▶ [CHALLENGE]:
Where a line contains the word "porosité", copy that line in full.
begin DATASET EXTRACT
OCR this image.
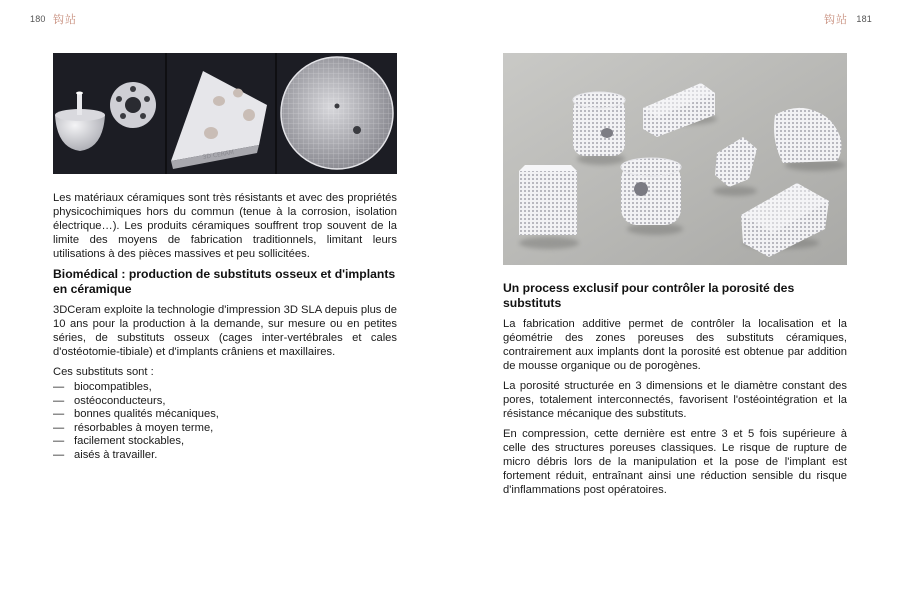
180 钩站
3D CERAM

Les matériaux céramiques sont très résistants et avec des propriétés physicochimiques hors du commun (tenue à la corrosion, isolation électrique…). Les produits céramiques souffrent trop souvent de la limite des moyens de fabrication traditionnels, limitant leurs utilisations à des pièces massives et peu sollicitées.

Biomédical : production de substituts osseux et d'implants en céramique

3DCeram exploite la technologie d'impression 3D SLA depuis plus de 10 ans pour la production à la demande, sur mesure ou en petites séries, de substituts osseux (cages inter-vertébrales et cales d'ostéotomie-tibiale) et d'implants crâniens et maxillaires.

Ces substituts sont :

— biocompatibles,
— ostéoconducteurs,
— bonnes qualités mécaniques,
— résorbables à moyen terme,
— facilement stockables,
— aisés à travailler.
钩站 181
Un process exclusif pour contrôler la porosité des substituts

La fabrication additive permet de contrôler la localisation et la géométrie des zones poreuses des substituts céramiques, contrairement aux implants dont la porosité est obtenue par addition de mousse organique ou de porogènes.

La porosité structurée en 3 dimensions et le diamètre constant des pores, totalement interconnectés, favorisent l'ostéointégration et la résistance mécanique des substituts.

En compression, cette dernière est entre 3 et 5 fois supérieure à celle des structures poreuses classiques. Le risque de rupture de micro débris lors de la manipulation et la pose de l'implant est fortement réduit, entraînant ainsi une réduction sensible du risque d'inflammations post opératoires.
end DATASET EXTRACT
▶ [THE REPLY]:
Un process exclusif pour contrôler la porosité des substituts
La fabrication additive permet de contrôler la localisation et la géométrie des zones poreuses des substituts céramiques, contrairement aux implants dont la porosité est obtenue par addition de mousse organique ou de porogènes.
La porosité structurée en 3 dimensions et le diamètre constant des pores, totalement interconnectés, favorisent l'ostéointégration et la résistance mécanique des substituts.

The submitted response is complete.